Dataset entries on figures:
- - -

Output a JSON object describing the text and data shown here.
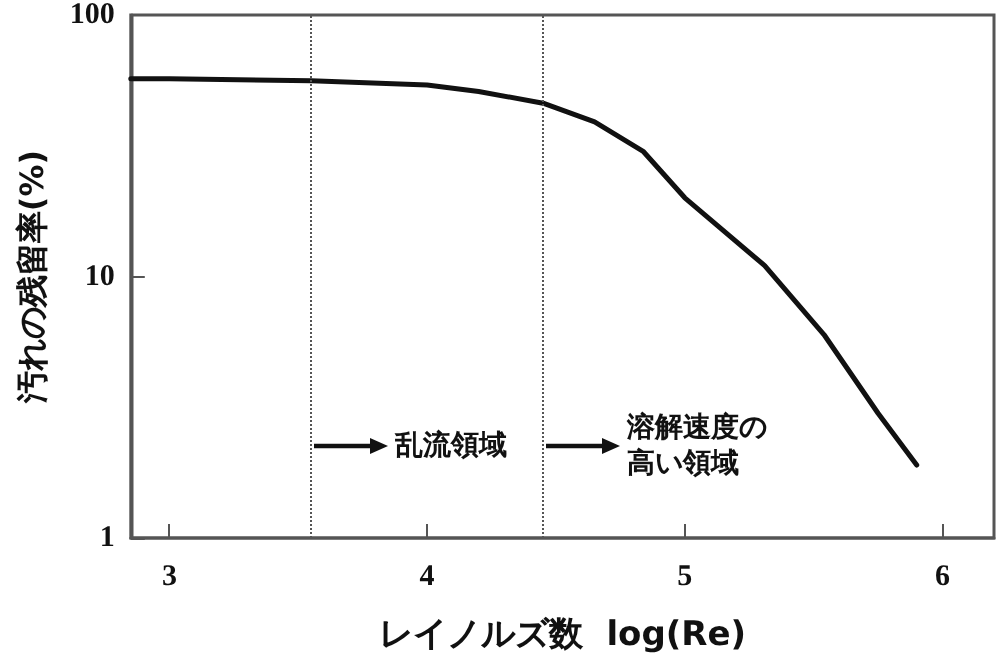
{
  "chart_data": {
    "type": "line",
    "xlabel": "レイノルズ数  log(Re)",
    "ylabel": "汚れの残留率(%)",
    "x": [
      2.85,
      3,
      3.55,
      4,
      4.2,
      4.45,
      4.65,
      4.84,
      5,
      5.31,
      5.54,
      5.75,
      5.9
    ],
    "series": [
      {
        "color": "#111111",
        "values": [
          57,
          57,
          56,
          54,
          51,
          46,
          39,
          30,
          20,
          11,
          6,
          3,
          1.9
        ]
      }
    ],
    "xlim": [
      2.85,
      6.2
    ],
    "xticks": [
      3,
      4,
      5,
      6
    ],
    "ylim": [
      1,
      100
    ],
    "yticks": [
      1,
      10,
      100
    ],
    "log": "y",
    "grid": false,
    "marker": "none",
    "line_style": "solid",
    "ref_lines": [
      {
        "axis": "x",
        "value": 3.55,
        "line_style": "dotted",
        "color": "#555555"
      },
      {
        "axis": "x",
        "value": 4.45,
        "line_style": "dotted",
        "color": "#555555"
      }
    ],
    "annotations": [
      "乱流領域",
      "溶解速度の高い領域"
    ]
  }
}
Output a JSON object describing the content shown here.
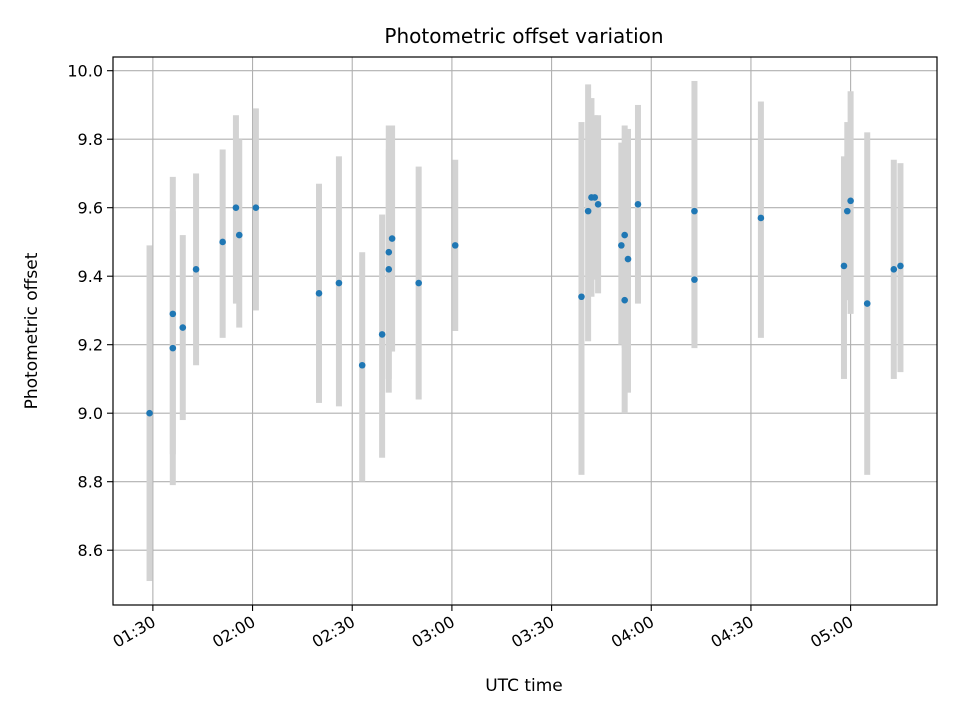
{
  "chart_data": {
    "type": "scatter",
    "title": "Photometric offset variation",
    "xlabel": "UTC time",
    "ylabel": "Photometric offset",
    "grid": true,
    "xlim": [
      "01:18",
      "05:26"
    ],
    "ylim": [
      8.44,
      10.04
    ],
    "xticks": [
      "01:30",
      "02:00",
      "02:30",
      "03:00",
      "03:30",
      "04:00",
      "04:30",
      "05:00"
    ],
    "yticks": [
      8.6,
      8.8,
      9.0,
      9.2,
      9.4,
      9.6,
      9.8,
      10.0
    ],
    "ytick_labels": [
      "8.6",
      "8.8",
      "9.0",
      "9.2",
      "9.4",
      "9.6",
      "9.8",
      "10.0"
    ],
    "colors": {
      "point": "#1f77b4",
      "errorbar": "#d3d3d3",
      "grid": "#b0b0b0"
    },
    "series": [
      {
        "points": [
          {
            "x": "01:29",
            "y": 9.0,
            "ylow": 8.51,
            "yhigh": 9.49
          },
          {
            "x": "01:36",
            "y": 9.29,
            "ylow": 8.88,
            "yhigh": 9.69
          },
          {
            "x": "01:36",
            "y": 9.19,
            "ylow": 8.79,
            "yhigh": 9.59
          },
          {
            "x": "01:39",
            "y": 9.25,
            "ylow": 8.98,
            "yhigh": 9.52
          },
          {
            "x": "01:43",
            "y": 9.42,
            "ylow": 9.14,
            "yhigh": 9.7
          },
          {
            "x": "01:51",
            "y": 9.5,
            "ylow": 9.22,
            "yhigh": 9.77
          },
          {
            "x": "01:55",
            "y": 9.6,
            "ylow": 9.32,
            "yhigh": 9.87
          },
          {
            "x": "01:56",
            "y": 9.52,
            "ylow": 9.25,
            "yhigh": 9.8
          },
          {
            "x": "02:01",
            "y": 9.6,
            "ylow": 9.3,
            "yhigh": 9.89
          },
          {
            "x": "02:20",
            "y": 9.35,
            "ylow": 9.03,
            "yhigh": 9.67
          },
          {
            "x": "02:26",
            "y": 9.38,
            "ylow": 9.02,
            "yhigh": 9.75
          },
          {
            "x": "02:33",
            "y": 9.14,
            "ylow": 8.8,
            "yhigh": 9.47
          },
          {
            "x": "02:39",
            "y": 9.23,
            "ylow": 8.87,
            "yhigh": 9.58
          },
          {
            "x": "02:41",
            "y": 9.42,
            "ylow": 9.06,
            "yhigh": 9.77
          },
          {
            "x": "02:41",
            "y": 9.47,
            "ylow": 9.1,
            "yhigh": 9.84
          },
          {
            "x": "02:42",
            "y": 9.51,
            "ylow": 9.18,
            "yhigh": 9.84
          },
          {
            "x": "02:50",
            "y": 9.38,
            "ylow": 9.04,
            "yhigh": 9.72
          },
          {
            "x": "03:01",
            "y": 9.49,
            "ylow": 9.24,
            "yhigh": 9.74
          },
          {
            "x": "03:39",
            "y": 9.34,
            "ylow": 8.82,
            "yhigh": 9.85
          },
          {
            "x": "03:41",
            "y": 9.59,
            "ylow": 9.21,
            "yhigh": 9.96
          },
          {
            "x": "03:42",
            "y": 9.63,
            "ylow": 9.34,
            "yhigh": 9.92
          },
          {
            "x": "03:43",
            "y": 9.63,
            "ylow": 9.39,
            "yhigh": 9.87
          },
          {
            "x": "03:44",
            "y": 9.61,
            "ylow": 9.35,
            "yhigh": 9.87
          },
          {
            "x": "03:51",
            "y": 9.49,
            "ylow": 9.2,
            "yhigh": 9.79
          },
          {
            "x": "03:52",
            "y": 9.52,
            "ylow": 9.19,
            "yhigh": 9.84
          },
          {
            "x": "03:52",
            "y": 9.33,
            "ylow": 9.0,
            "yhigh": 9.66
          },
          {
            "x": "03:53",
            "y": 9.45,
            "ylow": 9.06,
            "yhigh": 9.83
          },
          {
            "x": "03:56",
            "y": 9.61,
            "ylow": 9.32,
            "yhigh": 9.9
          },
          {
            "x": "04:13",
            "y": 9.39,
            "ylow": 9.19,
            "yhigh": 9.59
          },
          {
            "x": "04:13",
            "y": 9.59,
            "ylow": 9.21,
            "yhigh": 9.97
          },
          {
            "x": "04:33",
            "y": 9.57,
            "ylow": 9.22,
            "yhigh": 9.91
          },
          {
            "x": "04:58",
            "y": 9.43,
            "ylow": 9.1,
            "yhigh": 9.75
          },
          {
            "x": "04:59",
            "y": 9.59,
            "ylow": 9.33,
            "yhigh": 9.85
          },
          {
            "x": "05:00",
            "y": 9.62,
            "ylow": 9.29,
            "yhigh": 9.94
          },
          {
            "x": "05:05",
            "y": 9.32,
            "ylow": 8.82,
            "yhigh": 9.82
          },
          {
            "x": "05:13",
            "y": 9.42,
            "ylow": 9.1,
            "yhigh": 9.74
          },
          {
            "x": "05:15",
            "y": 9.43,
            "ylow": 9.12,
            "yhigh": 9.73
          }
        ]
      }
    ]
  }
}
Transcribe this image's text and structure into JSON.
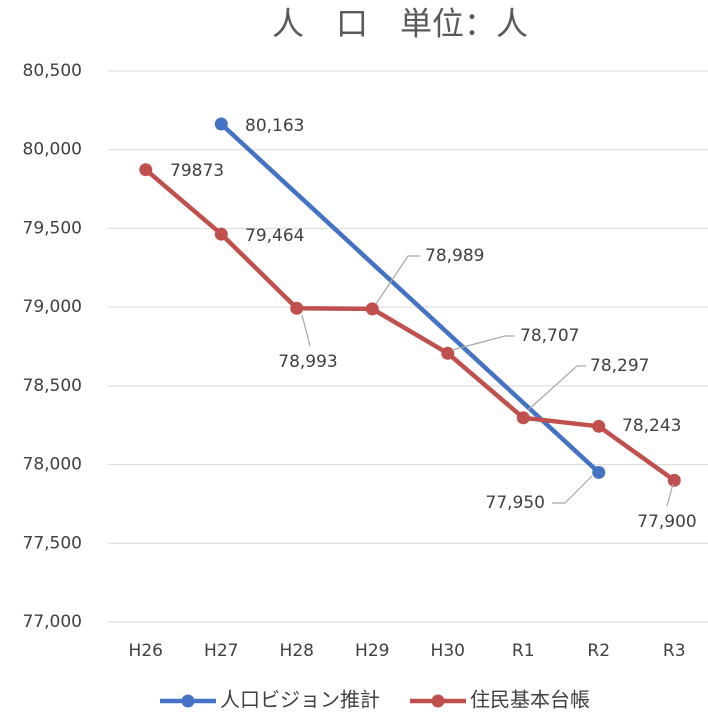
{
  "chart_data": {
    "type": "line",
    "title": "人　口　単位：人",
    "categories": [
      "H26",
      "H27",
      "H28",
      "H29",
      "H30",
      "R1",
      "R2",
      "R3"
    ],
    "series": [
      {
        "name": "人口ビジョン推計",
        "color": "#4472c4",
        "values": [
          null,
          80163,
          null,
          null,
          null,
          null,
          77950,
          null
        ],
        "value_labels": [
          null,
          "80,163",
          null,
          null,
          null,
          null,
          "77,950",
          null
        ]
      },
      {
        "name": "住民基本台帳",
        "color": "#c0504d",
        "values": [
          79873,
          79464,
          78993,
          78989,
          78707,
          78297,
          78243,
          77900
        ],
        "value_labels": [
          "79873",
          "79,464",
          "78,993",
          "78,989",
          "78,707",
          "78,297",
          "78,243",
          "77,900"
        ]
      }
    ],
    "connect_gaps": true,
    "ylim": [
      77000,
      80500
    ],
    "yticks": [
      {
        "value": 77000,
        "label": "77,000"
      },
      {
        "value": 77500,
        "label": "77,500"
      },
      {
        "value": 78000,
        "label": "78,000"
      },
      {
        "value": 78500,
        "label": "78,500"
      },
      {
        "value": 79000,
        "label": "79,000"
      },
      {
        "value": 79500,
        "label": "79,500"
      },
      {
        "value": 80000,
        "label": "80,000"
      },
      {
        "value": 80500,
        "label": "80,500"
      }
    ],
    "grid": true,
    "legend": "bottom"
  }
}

- - -

- EXERCISE TASK
From the material above, count the lines that include "describing" and give only the total.

- SOLUTION FOR THIS PROBLEM
2